== RECORDS SHOWN ==

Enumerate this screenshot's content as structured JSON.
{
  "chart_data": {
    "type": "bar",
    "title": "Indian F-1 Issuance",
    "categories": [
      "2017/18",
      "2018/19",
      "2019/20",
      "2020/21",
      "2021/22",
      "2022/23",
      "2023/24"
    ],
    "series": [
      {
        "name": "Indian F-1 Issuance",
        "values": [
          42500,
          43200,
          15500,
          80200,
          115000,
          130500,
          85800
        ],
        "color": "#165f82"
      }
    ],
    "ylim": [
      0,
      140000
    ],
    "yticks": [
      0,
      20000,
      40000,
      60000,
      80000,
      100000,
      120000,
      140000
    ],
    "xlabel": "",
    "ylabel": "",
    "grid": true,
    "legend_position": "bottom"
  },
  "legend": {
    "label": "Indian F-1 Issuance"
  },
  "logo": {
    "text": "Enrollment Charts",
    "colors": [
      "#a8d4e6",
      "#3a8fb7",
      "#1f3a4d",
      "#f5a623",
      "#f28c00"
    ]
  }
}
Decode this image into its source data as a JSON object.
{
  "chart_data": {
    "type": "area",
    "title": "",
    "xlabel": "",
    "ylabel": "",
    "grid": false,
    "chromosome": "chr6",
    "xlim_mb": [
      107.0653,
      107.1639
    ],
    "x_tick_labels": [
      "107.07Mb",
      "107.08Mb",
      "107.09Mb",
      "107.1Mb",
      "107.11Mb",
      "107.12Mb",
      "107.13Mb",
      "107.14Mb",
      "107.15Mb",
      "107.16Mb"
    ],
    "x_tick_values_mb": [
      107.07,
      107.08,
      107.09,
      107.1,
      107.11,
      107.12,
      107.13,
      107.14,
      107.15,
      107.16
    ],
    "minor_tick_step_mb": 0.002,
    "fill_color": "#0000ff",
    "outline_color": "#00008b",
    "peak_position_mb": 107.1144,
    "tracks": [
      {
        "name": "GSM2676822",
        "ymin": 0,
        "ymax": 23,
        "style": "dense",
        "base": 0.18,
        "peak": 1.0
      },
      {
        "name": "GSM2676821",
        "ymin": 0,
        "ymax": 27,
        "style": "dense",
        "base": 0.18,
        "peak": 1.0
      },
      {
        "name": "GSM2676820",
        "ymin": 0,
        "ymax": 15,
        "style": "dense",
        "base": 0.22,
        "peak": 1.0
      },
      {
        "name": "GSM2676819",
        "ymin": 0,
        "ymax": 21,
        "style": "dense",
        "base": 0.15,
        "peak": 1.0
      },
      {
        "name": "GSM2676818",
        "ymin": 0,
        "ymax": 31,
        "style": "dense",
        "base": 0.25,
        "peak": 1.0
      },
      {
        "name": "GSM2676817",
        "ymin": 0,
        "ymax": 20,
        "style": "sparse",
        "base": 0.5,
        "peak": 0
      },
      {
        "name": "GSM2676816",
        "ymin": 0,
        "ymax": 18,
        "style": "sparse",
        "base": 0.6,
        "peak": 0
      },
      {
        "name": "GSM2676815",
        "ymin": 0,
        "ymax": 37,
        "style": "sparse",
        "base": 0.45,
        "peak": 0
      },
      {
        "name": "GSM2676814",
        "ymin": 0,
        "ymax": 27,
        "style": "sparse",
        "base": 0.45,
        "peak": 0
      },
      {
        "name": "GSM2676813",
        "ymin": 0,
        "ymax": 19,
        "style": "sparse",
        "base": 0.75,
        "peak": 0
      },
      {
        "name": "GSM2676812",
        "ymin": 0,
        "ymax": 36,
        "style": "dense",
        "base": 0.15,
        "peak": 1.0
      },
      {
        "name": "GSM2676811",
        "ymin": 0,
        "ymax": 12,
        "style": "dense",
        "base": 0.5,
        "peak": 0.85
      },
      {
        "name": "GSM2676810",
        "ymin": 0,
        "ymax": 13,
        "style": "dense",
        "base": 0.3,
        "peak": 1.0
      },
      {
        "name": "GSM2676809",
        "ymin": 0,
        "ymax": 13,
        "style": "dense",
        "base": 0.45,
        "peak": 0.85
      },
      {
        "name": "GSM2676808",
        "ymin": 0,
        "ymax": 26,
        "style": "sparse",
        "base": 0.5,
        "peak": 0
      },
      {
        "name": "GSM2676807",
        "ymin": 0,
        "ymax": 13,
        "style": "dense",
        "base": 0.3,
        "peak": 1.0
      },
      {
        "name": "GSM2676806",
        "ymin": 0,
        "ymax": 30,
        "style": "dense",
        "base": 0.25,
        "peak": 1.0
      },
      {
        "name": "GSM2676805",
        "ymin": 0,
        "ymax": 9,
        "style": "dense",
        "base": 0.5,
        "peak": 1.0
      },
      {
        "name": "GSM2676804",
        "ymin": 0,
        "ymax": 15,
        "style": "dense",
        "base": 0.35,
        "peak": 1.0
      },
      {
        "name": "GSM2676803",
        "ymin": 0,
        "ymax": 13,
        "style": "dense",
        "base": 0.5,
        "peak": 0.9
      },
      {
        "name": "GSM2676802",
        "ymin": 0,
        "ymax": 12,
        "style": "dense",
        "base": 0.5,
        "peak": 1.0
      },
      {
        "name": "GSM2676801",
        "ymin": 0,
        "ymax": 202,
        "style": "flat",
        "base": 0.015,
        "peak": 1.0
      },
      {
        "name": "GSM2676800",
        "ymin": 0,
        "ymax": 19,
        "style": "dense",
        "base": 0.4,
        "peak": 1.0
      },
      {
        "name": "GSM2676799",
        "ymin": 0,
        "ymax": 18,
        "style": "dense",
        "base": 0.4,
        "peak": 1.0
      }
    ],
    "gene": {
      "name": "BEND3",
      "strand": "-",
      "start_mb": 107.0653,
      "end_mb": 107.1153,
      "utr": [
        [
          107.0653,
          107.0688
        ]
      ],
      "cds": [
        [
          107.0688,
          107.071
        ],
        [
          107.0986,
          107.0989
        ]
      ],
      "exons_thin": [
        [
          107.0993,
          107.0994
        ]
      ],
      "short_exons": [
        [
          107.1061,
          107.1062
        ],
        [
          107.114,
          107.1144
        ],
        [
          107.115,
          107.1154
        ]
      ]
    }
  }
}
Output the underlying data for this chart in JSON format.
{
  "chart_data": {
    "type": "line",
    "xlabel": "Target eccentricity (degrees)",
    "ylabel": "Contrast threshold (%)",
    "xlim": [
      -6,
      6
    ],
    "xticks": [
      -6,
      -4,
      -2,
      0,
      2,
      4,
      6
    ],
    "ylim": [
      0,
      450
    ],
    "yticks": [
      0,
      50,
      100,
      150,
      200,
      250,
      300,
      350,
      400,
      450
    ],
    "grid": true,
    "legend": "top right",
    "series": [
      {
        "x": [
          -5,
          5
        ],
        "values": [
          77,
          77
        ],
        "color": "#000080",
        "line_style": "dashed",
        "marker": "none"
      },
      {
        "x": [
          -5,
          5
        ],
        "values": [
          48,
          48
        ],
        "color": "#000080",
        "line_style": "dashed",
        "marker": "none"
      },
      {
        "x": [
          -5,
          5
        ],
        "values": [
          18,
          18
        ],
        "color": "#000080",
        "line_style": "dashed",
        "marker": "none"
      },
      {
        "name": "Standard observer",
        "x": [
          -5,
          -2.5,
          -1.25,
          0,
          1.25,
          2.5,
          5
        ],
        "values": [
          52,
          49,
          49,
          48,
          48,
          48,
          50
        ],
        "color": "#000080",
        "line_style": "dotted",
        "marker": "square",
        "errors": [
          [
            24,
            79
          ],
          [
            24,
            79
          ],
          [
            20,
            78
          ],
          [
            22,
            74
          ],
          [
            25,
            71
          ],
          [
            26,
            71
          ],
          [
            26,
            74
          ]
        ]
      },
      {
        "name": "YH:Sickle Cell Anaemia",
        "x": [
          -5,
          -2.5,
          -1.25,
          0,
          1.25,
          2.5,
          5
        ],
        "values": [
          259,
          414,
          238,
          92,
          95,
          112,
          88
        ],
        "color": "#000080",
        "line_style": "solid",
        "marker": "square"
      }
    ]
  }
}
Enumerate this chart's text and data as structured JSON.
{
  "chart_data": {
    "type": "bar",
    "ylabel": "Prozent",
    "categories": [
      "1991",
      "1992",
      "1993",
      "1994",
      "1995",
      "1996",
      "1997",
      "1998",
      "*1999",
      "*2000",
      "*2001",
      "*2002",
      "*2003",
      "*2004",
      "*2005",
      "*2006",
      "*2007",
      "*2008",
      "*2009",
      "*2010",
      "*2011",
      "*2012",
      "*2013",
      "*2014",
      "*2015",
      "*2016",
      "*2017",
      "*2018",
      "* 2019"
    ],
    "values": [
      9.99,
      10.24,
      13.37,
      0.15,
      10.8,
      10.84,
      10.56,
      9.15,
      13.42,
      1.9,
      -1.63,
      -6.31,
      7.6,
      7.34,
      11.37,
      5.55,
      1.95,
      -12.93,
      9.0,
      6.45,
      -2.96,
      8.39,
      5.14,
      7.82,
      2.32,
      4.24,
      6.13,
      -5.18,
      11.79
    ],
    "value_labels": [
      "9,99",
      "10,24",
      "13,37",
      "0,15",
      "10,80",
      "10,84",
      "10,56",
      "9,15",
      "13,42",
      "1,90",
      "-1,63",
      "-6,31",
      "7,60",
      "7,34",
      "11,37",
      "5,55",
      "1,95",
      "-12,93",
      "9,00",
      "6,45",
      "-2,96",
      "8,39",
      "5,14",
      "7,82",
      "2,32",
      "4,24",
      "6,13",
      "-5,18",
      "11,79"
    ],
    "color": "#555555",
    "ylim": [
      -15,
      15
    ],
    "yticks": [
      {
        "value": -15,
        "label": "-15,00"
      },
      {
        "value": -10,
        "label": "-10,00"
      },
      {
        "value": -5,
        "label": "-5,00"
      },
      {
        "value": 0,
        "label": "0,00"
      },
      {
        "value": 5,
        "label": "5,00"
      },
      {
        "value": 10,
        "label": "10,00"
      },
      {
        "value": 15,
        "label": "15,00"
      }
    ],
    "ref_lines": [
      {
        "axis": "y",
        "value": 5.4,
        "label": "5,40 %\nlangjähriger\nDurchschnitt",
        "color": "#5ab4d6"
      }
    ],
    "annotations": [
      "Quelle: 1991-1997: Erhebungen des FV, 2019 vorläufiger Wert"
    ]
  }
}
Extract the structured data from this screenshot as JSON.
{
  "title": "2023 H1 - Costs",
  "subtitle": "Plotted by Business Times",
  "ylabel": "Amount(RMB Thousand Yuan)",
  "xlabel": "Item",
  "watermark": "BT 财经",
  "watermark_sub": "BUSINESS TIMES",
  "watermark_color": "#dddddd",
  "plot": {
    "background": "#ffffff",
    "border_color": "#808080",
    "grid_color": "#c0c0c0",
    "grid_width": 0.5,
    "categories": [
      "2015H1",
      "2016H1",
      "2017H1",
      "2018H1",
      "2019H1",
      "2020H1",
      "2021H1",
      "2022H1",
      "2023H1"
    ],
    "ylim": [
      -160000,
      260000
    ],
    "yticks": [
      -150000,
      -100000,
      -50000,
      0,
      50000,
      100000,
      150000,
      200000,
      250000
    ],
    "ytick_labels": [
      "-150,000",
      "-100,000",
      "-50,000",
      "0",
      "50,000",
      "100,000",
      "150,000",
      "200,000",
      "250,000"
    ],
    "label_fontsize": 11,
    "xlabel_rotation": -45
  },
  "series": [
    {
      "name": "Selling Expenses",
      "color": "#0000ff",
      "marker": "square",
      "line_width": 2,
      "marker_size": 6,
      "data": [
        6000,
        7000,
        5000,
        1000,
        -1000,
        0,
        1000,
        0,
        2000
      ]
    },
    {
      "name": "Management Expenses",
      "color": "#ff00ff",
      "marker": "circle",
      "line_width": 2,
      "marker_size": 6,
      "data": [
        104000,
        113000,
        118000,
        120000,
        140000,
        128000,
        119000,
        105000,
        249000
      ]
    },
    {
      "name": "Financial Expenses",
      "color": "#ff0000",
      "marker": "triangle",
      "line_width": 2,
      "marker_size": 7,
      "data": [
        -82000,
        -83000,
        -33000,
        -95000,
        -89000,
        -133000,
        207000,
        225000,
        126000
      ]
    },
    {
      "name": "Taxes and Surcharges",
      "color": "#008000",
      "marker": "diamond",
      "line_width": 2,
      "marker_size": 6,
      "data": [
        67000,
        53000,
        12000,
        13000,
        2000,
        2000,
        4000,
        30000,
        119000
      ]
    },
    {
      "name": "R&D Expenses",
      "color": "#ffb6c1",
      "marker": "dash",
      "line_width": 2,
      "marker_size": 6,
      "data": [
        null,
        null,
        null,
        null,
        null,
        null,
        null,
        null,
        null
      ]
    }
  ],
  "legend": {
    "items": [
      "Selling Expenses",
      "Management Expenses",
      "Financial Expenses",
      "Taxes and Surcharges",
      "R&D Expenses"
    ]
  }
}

===

### DIRECTIVE
List every line in the records above that contains the word "this".

### THE REPLY
Enumerate this screenshot's content as structured JSON.
Decode this image into its source data as a JSON object.
Output the underlying data for this chart in JSON format.
Enumerate this chart's text and data as structured JSON.
Extract the structured data from this screenshot as JSON.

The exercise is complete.